* **Problem details**
Read the records below. Copy each line where the string "hallitus" occurs.

* **Extracted records**
####################

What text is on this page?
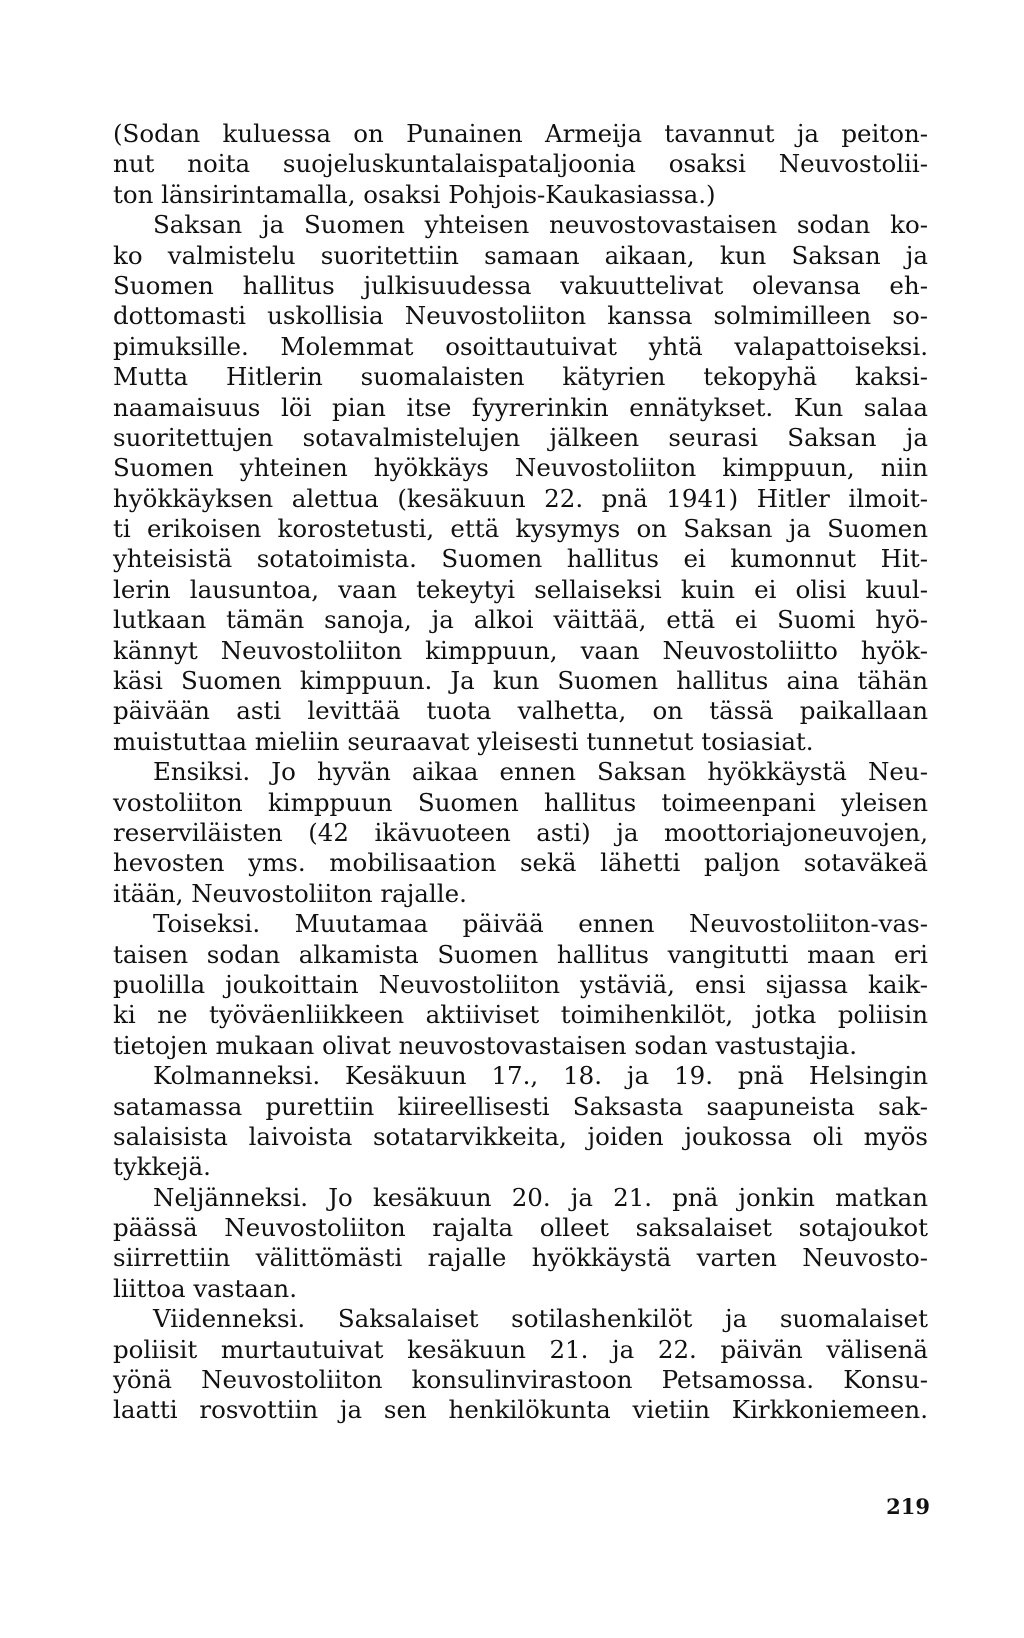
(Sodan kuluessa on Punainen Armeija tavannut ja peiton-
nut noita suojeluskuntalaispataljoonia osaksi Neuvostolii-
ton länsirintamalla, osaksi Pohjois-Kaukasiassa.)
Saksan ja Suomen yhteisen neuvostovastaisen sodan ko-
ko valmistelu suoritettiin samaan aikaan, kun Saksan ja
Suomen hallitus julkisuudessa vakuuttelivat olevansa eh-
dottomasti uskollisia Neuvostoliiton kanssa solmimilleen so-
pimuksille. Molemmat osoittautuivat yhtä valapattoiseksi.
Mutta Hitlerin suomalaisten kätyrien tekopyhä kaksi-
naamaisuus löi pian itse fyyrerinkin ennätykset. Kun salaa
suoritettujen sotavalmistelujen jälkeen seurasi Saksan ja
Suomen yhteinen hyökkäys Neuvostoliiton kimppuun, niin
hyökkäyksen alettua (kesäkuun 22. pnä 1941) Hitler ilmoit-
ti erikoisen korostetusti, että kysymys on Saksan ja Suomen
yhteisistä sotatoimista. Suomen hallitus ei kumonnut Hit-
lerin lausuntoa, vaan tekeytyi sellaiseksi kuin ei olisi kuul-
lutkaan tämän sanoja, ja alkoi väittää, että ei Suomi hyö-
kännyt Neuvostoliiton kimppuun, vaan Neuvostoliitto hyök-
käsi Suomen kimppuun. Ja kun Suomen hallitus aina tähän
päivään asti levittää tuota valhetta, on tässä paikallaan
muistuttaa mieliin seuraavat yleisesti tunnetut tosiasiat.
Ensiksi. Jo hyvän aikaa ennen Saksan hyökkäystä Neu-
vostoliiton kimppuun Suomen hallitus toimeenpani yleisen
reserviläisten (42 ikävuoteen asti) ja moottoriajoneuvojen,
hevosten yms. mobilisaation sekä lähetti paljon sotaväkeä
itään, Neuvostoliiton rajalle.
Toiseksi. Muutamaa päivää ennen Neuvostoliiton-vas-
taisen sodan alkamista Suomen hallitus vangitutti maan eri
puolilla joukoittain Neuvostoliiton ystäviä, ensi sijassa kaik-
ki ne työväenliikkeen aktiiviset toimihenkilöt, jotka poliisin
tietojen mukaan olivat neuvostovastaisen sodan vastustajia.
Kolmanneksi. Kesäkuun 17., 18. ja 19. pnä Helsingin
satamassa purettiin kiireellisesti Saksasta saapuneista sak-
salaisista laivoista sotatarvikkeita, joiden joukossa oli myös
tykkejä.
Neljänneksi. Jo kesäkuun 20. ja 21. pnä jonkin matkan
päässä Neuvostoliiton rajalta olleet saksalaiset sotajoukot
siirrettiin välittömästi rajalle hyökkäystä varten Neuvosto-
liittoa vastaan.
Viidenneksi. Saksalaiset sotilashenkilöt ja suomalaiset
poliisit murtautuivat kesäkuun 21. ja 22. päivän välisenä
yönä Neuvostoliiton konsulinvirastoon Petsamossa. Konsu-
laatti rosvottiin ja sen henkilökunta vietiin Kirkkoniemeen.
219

####################

* **Task response**
Suomen hallitus julkisuudessa vakuuttelivat olevansa eh-
yhteisistä sotatoimista. Suomen hallitus ei kumonnut Hit-
käsi Suomen kimppuun. Ja kun Suomen hallitus aina tähän
vostoliiton kimppuun Suomen hallitus toimeenpani yleisen
taisen sodan alkamista Suomen hallitus vangitutti maan eri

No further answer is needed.